# Supplied data
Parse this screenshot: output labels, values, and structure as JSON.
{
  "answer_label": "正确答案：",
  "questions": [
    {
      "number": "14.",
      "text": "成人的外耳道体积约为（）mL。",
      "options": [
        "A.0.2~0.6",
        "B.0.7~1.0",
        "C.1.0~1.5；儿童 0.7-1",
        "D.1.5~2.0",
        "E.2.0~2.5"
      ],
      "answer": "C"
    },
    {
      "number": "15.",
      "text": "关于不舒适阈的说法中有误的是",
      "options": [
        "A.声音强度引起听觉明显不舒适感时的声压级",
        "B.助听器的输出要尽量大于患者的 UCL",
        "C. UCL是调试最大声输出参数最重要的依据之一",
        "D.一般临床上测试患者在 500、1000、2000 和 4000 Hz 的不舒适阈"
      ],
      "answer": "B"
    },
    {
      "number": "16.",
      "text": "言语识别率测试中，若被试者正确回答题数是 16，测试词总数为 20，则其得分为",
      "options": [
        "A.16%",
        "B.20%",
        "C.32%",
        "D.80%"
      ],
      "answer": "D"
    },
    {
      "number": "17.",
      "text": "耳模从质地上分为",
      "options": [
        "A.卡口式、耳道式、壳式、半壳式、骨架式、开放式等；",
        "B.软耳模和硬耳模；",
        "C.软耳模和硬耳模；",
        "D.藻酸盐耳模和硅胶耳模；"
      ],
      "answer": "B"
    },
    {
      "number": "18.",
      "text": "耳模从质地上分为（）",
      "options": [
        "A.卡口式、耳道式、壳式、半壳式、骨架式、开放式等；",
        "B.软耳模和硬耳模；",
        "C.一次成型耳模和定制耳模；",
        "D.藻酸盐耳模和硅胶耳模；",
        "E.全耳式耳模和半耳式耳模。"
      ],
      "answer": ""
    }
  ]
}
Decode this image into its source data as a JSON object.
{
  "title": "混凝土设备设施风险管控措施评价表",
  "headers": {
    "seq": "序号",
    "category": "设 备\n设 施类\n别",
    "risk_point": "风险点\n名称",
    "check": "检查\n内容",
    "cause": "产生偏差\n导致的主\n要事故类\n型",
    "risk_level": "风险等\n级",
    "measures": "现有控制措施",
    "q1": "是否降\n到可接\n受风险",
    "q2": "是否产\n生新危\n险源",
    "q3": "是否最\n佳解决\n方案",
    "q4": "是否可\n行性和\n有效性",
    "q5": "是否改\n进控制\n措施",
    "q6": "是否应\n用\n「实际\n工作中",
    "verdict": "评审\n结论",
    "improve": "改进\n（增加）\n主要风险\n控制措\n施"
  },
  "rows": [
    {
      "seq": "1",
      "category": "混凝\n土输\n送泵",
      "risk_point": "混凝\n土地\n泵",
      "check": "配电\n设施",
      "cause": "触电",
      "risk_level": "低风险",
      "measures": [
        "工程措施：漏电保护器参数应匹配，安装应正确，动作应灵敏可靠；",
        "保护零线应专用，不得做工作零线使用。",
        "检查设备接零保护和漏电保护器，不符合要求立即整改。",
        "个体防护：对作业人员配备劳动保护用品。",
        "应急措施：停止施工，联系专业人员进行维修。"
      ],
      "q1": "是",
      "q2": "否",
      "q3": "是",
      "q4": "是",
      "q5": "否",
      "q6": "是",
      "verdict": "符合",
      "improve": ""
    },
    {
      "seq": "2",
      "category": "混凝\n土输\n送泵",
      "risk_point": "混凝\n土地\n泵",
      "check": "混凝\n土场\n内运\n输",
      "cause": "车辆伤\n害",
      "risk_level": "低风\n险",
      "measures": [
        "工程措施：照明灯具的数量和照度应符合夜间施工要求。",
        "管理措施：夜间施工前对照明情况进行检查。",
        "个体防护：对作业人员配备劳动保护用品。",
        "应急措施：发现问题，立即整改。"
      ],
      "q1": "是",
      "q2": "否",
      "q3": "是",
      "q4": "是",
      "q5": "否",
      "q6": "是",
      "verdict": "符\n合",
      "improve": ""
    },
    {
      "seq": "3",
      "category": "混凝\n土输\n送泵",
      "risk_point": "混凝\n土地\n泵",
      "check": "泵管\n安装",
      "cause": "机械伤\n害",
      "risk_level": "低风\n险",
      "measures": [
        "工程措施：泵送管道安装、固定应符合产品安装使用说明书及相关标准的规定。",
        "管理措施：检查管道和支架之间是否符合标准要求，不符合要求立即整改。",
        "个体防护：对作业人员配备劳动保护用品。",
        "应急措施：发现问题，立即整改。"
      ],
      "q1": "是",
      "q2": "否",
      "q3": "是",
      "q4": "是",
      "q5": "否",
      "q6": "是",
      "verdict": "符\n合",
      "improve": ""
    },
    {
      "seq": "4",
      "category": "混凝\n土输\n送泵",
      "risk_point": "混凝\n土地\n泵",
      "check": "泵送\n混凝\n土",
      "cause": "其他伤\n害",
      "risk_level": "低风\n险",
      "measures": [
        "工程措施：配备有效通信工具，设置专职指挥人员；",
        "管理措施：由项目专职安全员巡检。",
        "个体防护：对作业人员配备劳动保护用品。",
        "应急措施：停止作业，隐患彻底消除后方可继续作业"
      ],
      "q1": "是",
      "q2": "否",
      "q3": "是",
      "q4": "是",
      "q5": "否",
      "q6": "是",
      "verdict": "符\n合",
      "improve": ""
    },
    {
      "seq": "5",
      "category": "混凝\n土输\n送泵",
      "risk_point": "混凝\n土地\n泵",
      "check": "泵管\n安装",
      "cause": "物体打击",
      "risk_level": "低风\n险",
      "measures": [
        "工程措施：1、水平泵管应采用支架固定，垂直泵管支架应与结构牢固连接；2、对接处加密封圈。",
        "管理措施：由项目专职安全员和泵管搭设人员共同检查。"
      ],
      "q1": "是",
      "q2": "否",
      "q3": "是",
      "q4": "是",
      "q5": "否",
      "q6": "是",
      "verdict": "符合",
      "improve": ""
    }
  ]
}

# What is asked
Return each line of the records above exactly as it reads.

# Written solution
Parse this screenshot: output labels, values, and structure as JSON.
{
  "answer_label": "正确答案：",
  "questions": [
    {
      "number": "14.",
      "text": "成人的外耳道体积约为（）mL。",
      "options": [
        "A.0.2~0.6",
        "B.0.7~1.0",
        "C.1.0~1.5；儿童 0.7-1",
        "D.1.5~2.0",
        "E.2.0~2.5"
      ],
      "answer": "C"
    },
    {
      "number": "15.",
      "text": "关于不舒适阈的说法中有误的是",
      "options": [
        "A.声音强度引起听觉明显不舒适感时的声压级",
        "B.助听器的输出要尽量大于患者的 UCL",
        "C. UCL是调试最大声输出参数最重要的依据之一",
        "D.一般临床上测试患者在 500、1000、2000 和 4000 Hz 的不舒适阈"
      ],
      "answer": "B"
    },
    {
      "number": "16.",
      "text": "言语识别率测试中，若被试者正确回答题数是 16，测试词总数为 20，则其得分为",
      "options": [
        "A.16%",
        "B.20%",
        "C.32%",
        "D.80%"
      ],
      "answer": "D"
    },
    {
      "number": "17.",
      "text": "耳模从质地上分为",
      "options": [
        "A.卡口式、耳道式、壳式、半壳式、骨架式、开放式等；",
        "B.软耳模和硬耳模；",
        "C.软耳模和硬耳模；",
        "D.藻酸盐耳模和硅胶耳模；"
      ],
      "answer": "B"
    },
    {
      "number": "18.",
      "text": "耳模从质地上分为（）",
      "options": [
        "A.卡口式、耳道式、壳式、半壳式、骨架式、开放式等；",
        "B.软耳模和硬耳模；",
        "C.一次成型耳模和定制耳模；",
        "D.藻酸盐耳模和硅胶耳模；",
        "E.全耳式耳模和半耳式耳模。"
      ],
      "answer": ""
    }
  ]
}
Decode this image into its source data as a JSON object.
{
  "title": "混凝土设备设施风险管控措施评价表",
  "headers": {
    "seq": "序号",
    "category": "设 备\n设 施类\n别",
    "risk_point": "风险点\n名称",
    "check": "检查\n内容",
    "cause": "产生偏差\n导致的主\n要事故类\n型",
    "risk_level": "风险等\n级",
    "measures": "现有控制措施",
    "q1": "是否降\n到可接\n受风险",
    "q2": "是否产\n生新危\n险源",
    "q3": "是否最\n佳解决\n方案",
    "q4": "是否可\n行性和\n有效性",
    "q5": "是否改\n进控制\n措施",
    "q6": "是否应\n用\n「实际\n工作中",
    "verdict": "评审\n结论",
    "improve": "改进\n（增加）\n主要风险\n控制措\n施"
  },
  "rows": [
    {
      "seq": "1",
      "category": "混凝\n土输\n送泵",
      "risk_point": "混凝\n土地\n泵",
      "check": "配电\n设施",
      "cause": "触电",
      "risk_level": "低风险",
      "measures": [
        "工程措施：漏电保护器参数应匹配，安装应正确，动作应灵敏可靠；",
        "保护零线应专用，不得做工作零线使用。",
        "检查设备接零保护和漏电保护器，不符合要求立即整改。",
        "个体防护：对作业人员配备劳动保护用品。",
        "应急措施：停止施工，联系专业人员进行维修。"
      ],
      "q1": "是",
      "q2": "否",
      "q3": "是",
      "q4": "是",
      "q5": "否",
      "q6": "是",
      "verdict": "符合",
      "improve": ""
    },
    {
      "seq": "2",
      "category": "混凝\n土输\n送泵",
      "risk_point": "混凝\n土地\n泵",
      "check": "混凝\n土场\n内运\n输",
      "cause": "车辆伤\n害",
      "risk_level": "低风\n险",
      "measures": [
        "工程措施：照明灯具的数量和照度应符合夜间施工要求。",
        "管理措施：夜间施工前对照明情况进行检查。",
        "个体防护：对作业人员配备劳动保护用品。",
        "应急措施：发现问题，立即整改。"
      ],
      "q1": "是",
      "q2": "否",
      "q3": "是",
      "q4": "是",
      "q5": "否",
      "q6": "是",
      "verdict": "符\n合",
      "improve": ""
    },
    {
      "seq": "3",
      "category": "混凝\n土输\n送泵",
      "risk_point": "混凝\n土地\n泵",
      "check": "泵管\n安装",
      "cause": "机械伤\n害",
      "risk_level": "低风\n险",
      "measures": [
        "工程措施：泵送管道安装、固定应符合产品安装使用说明书及相关标准的规定。",
        "管理措施：检查管道和支架之间是否符合标准要求，不符合要求立即整改。",
        "个体防护：对作业人员配备劳动保护用品。",
        "应急措施：发现问题，立即整改。"
      ],
      "q1": "是",
      "q2": "否",
      "q3": "是",
      "q4": "是",
      "q5": "否",
      "q6": "是",
      "verdict": "符\n合",
      "improve": ""
    },
    {
      "seq": "4",
      "category": "混凝\n土输\n送泵",
      "risk_point": "混凝\n土地\n泵",
      "check": "泵送\n混凝\n土",
      "cause": "其他伤\n害",
      "risk_level": "低风\n险",
      "measures": [
        "工程措施：配备有效通信工具，设置专职指挥人员；",
        "管理措施：由项目专职安全员巡检。",
        "个体防护：对作业人员配备劳动保护用品。",
        "应急措施：停止作业，隐患彻底消除后方可继续作业"
      ],
      "q1": "是",
      "q2": "否",
      "q3": "是",
      "q4": "是",
      "q5": "否",
      "q6": "是",
      "verdict": "符\n合",
      "improve": ""
    },
    {
      "seq": "5",
      "category": "混凝\n土输\n送泵",
      "risk_point": "混凝\n土地\n泵",
      "check": "泵管\n安装",
      "cause": "物体打击",
      "risk_level": "低风\n险",
      "measures": [
        "工程措施：1、水平泵管应采用支架固定，垂直泵管支架应与结构牢固连接；2、对接处加密封圈。",
        "管理措施：由项目专职安全员和泵管搭设人员共同检查。"
      ],
      "q1": "是",
      "q2": "否",
      "q3": "是",
      "q4": "是",
      "q5": "否",
      "q6": "是",
      "verdict": "符合",
      "improve": ""
    }
  ]
}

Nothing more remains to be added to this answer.